**Your goal:** Tell how many lines in the data below include the word "this". The answer is the number only.

Items from a data source:

_____

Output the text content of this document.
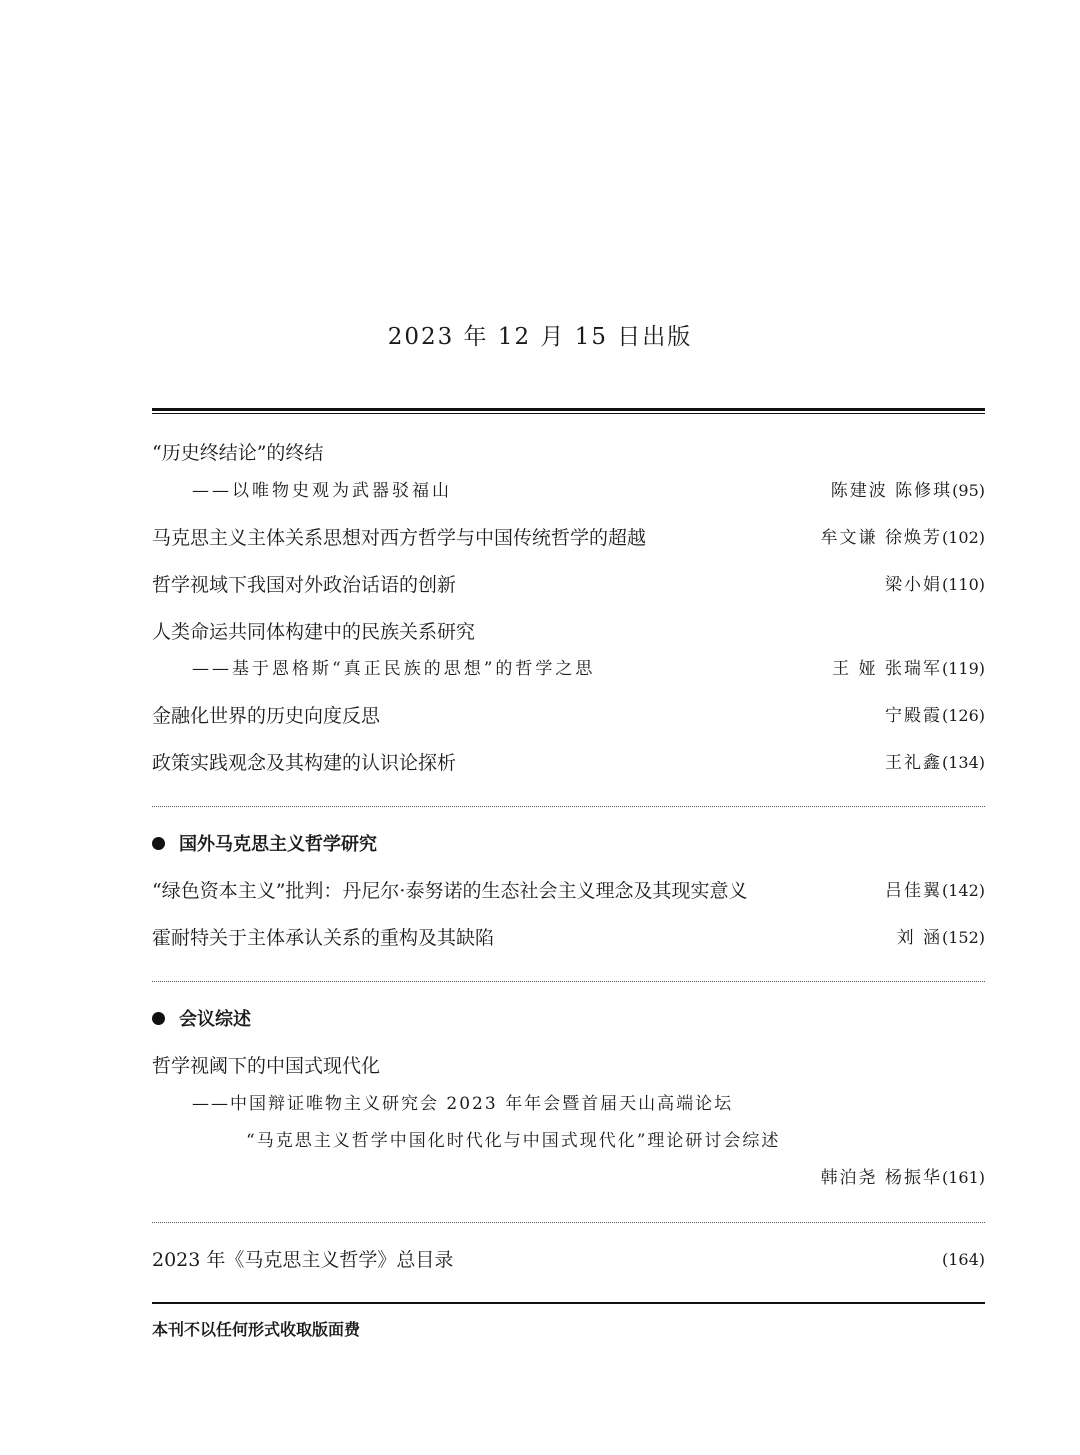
2023 年 12 月 15 日出版
“历史终结论”的终结
——以唯物史观为武器驳福山	陈建波 陈修琪(95)
马克思主义主体关系思想对西方哲学与中国传统哲学的超越	牟文谦 徐焕芳(102)
哲学视域下我国对外政治话语的创新	梁小娟(110)
人类命运共同体构建中的民族关系研究
——基于恩格斯“真正民族的思想”的哲学之思	王 娅 张瑞军(119)
金融化世界的历史向度反思	宁殿霞(126)
政策实践观念及其构建的认识论探析	王礼鑫(134)
国外马克思主义哲学研究
“绿色资本主义”批判：丹尼尔·泰努诺的生态社会主义理念及其现实意义	吕佳翼(142)
霍耐特关于主体承认关系的重构及其缺陷	刘 涵(152)
会议综述
哲学视阈下的中国式现代化
——中国辩证唯物主义研究会 2023 年年会暨首届天山高端论坛
“马克思主义哲学中国化时代化与中国式现代化”理论研讨会综述
韩泊尧 杨振华(161)
2023 年《马克思主义哲学》总目录	(164)
本刊不以任何形式收取版面费
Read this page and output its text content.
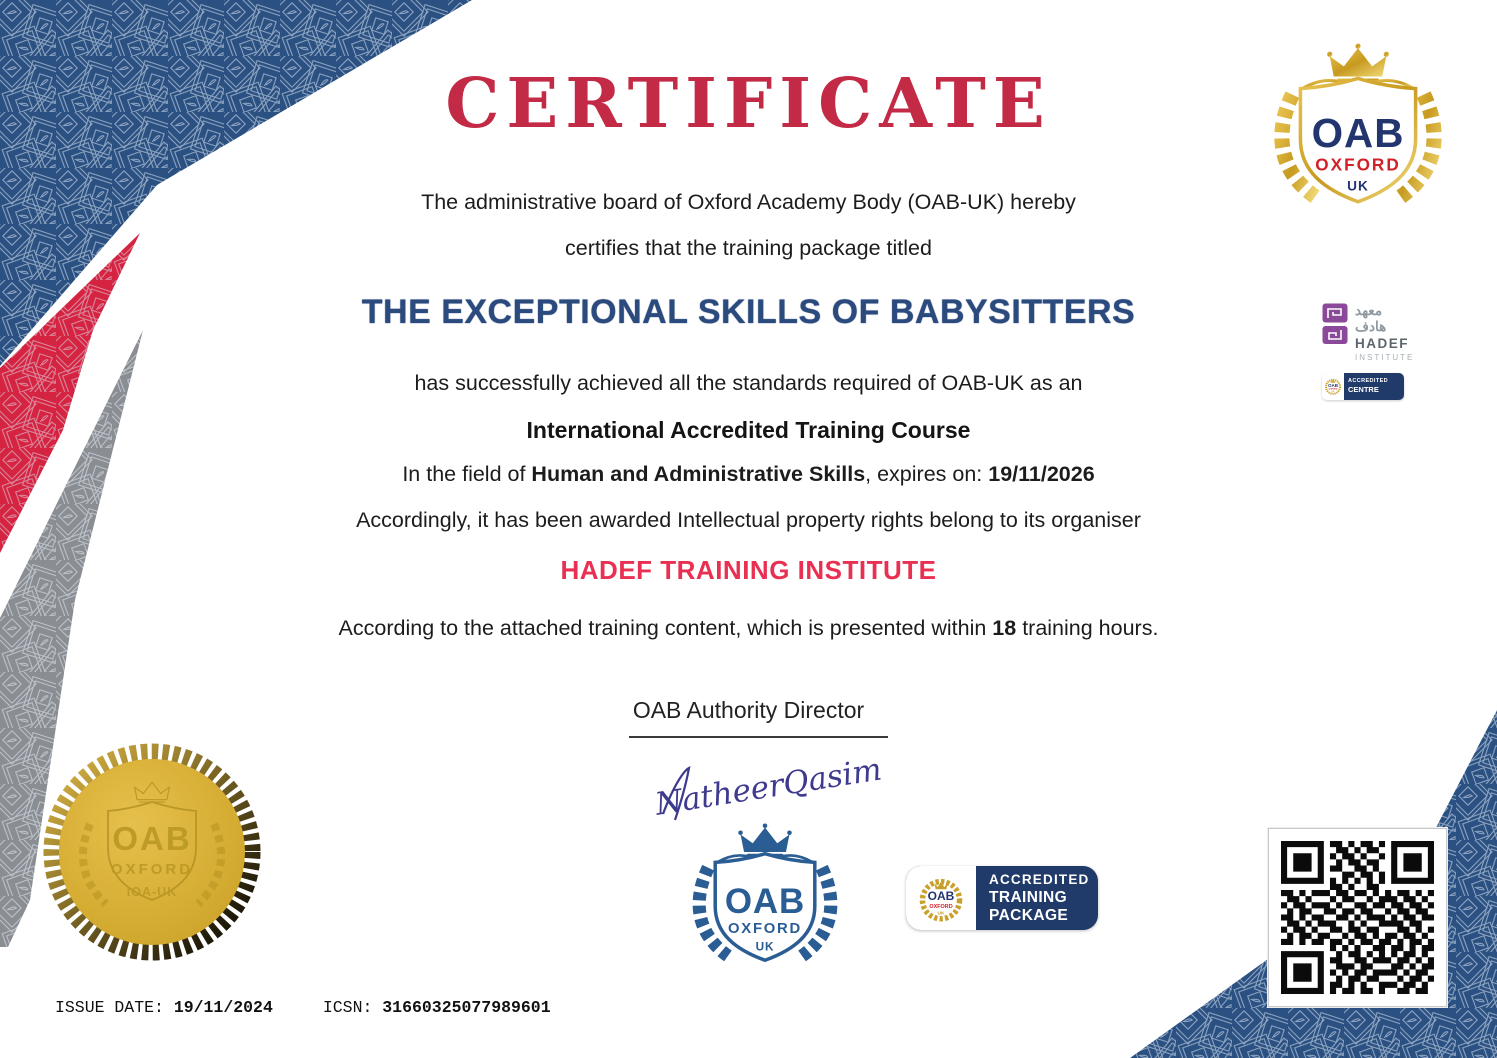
CERTIFICATE
The administrative board of Oxford Academy Body (OAB-UK) hereby
certifies that the training package titled
THE EXCEPTIONAL SKILLS OF BABYSITTERS
has successfully achieved all the standards required of OAB-UK as an
International Accredited Training Course
In the field of Human and Administrative Skills, expires on: 19/11/2026
Accordingly, it has been awarded Intellectual property rights belong to its organiser
HADEF TRAINING INSTITUTE
According to the attached training content, which is presented within 18 training hours.
OAB Authority Director
NatheerQasim
OAB
OXFORD
UK
معهد
هادف
HADEF
INSTITUTE
OAB
OXFORD
UK
ACCREDITED
CENTRE
OAB
OXFORD
UK
OAB
OXFORD
UK
ACCREDITED
TRAINING PACKAGE
OAB
OXFORD
IOA-UK
ISSUE DATE: 19/11/2024	ICSN: 31660325077989601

_____

**Answer to the exercise:** 2